* Requirement:
Answer with one number: the count of lines in the listing below that hold the word "mate".

[Start]

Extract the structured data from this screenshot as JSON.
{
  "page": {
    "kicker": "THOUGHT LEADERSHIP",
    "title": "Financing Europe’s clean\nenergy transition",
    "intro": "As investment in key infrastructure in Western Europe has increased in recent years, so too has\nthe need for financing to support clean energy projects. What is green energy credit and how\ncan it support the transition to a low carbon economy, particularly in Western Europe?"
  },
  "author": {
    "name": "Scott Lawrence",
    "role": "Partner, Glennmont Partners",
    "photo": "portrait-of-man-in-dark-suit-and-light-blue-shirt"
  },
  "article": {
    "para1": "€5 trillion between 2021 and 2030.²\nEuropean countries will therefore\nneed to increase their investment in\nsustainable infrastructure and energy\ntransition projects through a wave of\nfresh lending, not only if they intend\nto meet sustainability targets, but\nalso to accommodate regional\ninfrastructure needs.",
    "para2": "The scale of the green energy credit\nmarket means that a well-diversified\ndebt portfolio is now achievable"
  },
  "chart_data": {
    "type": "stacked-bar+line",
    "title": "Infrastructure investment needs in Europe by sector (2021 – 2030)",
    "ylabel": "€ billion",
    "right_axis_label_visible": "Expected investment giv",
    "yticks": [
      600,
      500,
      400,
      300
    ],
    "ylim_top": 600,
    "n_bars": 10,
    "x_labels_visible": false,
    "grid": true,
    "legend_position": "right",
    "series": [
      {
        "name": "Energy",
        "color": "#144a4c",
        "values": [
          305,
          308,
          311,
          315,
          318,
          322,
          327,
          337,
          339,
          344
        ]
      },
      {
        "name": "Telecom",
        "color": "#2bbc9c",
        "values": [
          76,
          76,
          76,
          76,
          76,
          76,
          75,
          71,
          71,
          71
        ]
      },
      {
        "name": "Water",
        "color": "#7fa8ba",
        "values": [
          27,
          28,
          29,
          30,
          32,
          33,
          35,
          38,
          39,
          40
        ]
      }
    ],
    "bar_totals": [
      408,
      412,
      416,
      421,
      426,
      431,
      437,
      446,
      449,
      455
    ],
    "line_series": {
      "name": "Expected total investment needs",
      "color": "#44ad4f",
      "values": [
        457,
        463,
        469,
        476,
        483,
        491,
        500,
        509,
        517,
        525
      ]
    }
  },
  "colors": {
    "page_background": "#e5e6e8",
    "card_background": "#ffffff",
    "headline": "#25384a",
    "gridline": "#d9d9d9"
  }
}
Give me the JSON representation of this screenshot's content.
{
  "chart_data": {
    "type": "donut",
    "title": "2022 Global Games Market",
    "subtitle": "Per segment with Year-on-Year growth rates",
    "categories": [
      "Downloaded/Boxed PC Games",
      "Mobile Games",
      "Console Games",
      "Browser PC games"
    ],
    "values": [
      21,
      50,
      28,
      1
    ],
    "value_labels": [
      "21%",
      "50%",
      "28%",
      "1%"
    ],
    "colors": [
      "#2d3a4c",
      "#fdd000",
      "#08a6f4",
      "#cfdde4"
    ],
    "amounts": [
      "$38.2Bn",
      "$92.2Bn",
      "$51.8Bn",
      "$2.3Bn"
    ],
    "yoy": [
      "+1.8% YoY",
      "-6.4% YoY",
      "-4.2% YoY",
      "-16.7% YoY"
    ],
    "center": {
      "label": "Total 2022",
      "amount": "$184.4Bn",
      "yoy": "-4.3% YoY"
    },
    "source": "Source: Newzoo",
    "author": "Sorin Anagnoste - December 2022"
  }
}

[End]
[Start]

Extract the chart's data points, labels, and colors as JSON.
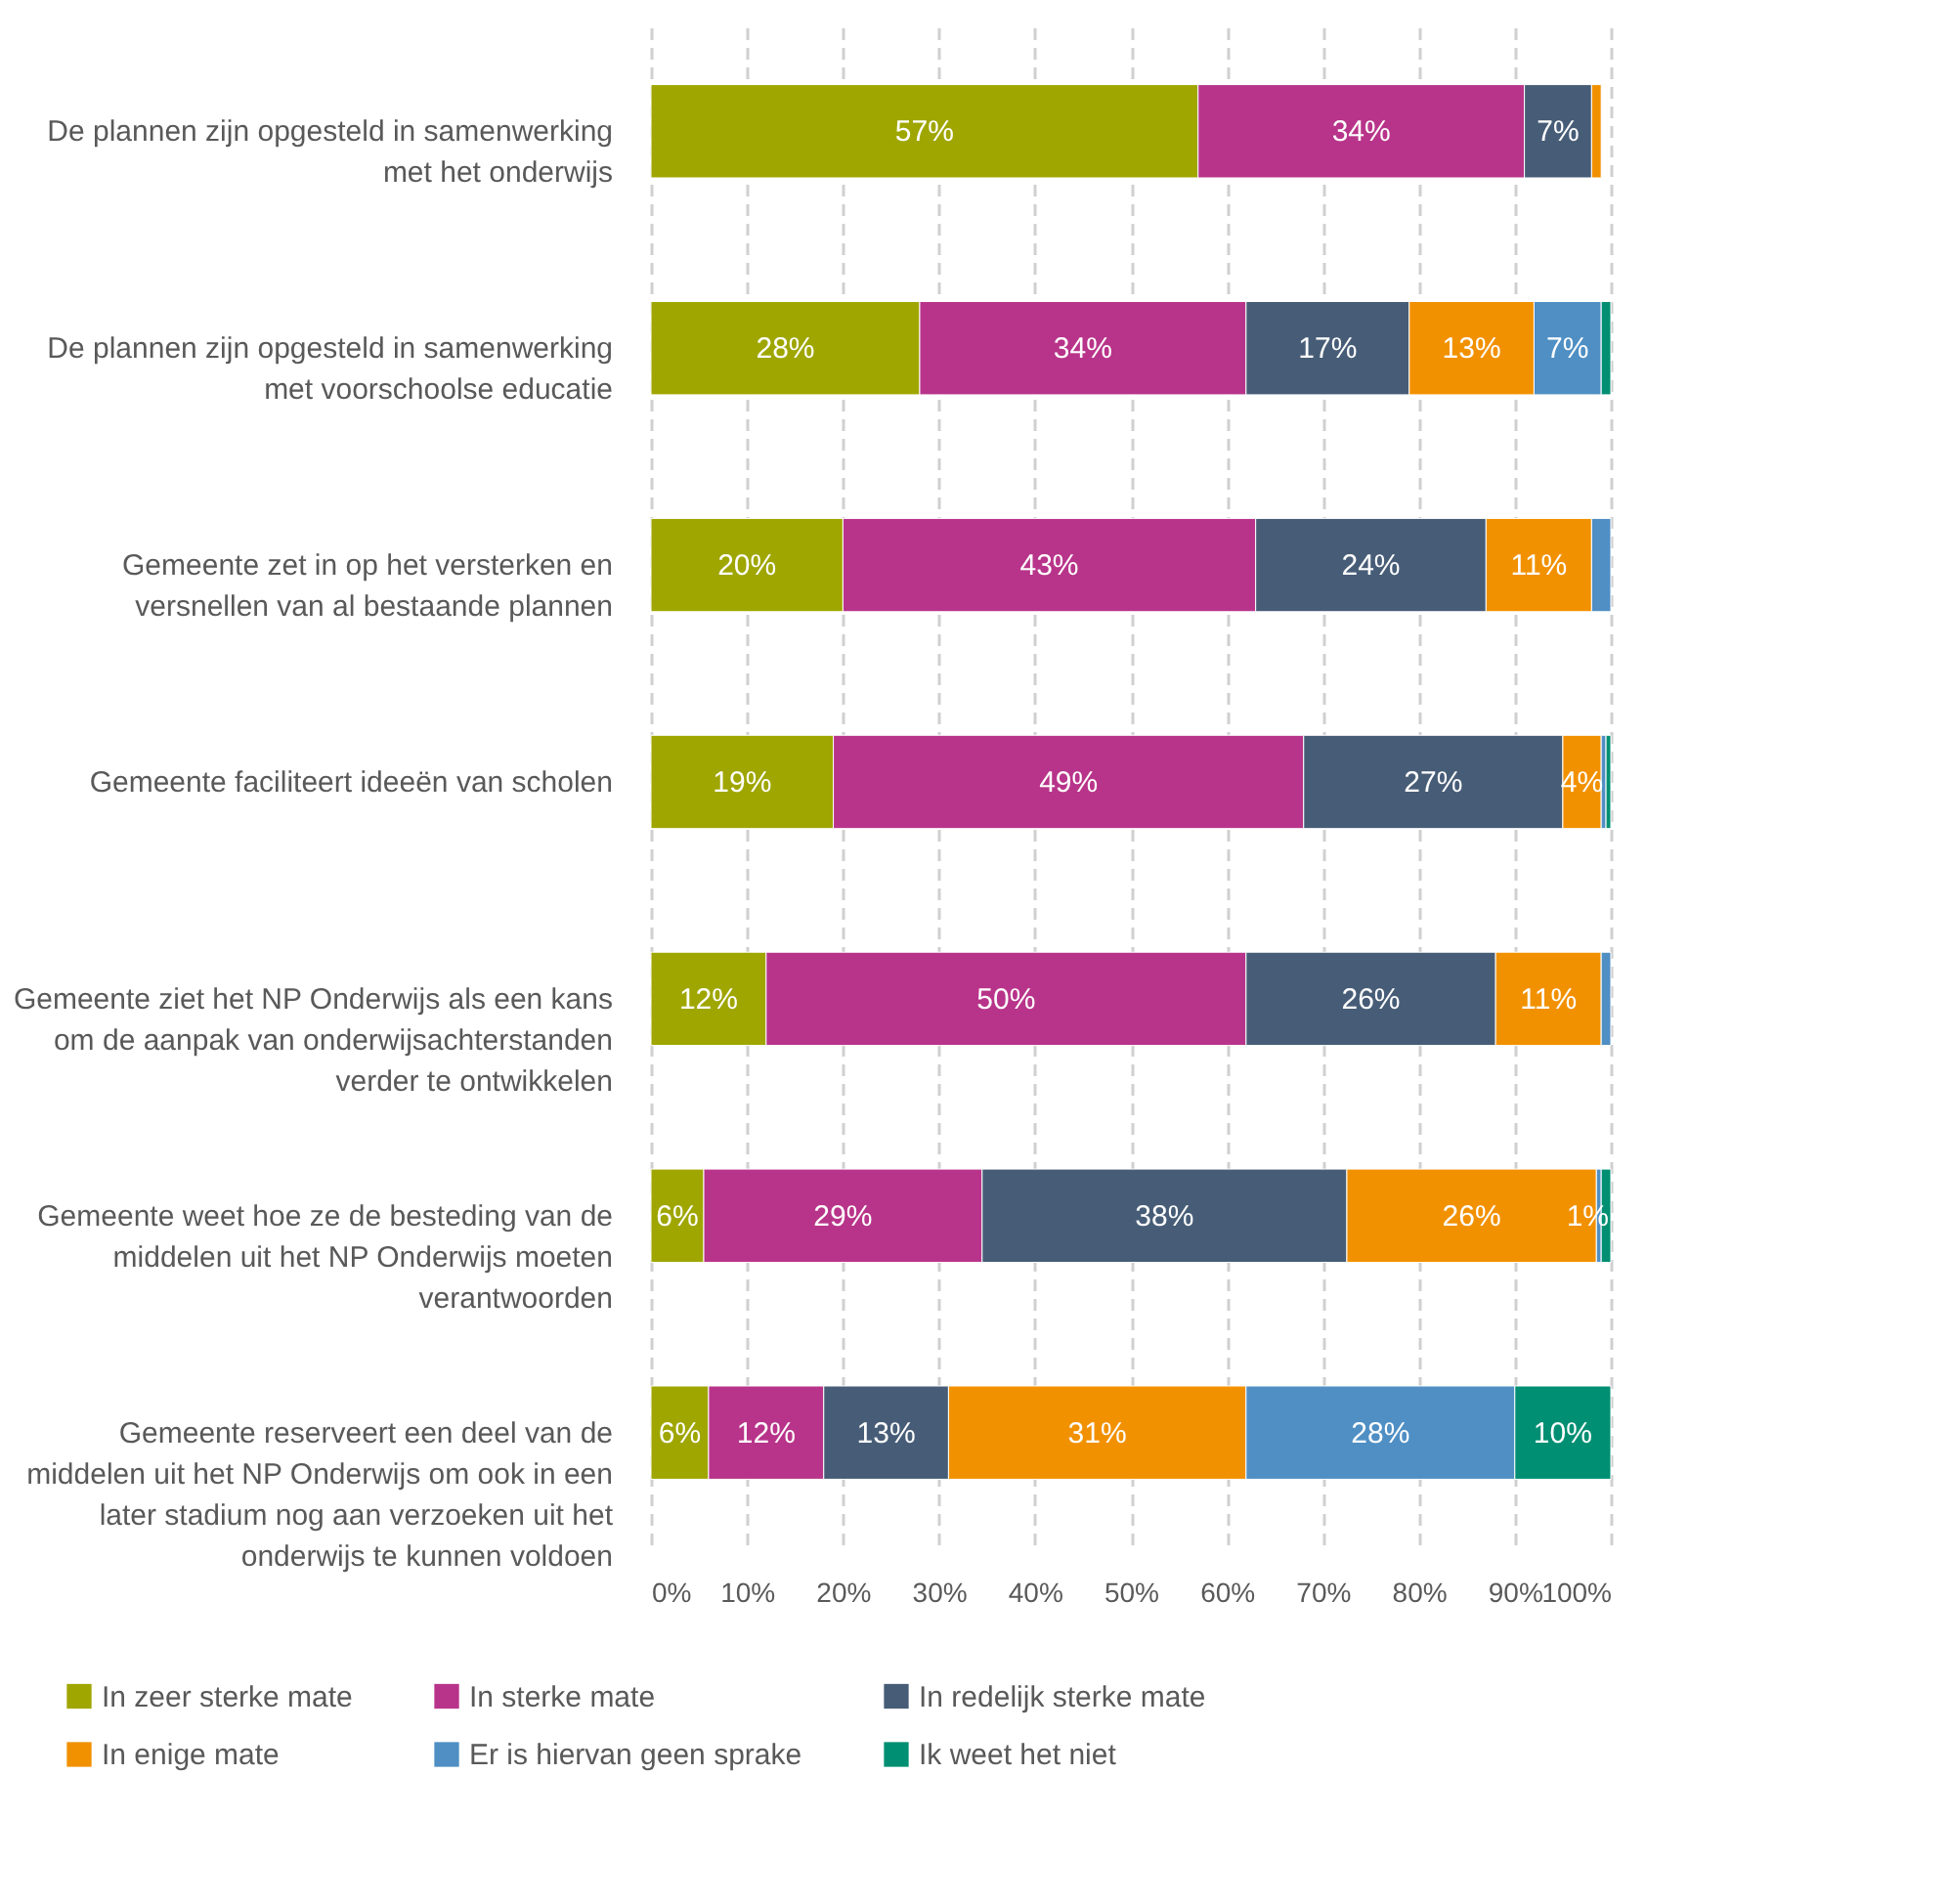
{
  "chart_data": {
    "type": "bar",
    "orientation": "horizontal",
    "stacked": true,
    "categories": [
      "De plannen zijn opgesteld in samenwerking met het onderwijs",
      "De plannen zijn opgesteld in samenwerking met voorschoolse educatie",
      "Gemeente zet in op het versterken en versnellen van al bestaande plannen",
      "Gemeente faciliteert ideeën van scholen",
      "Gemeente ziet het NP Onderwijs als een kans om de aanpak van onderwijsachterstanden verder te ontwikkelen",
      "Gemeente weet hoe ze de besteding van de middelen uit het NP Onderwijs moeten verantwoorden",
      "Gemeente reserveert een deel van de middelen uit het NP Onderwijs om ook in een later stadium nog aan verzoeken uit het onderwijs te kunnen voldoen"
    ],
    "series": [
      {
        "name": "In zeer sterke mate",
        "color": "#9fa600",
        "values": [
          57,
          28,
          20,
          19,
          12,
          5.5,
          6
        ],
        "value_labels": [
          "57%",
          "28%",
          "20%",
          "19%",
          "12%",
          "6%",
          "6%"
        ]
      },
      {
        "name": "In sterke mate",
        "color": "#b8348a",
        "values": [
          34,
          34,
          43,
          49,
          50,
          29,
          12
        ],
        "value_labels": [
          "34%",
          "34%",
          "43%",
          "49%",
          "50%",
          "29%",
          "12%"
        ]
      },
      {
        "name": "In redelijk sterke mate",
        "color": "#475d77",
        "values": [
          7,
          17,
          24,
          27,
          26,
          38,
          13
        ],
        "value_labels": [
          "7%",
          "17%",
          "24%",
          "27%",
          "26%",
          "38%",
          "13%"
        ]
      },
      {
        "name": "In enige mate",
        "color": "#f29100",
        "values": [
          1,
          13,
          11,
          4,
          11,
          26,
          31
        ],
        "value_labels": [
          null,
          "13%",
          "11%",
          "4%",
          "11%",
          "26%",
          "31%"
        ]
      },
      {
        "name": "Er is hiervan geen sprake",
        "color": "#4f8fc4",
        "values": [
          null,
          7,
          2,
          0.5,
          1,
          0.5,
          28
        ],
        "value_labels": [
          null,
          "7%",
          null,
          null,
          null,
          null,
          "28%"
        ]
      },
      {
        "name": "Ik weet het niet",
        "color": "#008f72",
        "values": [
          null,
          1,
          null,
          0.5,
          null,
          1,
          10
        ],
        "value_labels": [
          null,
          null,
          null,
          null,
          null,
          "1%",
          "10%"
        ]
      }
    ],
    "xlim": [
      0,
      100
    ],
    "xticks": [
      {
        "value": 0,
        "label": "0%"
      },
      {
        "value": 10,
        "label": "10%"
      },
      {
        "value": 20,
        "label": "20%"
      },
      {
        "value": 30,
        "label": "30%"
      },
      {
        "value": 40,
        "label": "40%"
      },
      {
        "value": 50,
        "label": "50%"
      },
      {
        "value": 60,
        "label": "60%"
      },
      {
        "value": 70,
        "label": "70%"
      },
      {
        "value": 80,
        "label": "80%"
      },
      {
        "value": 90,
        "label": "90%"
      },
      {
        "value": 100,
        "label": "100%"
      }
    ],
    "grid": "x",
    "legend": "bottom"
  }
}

[End]

* Full output:
4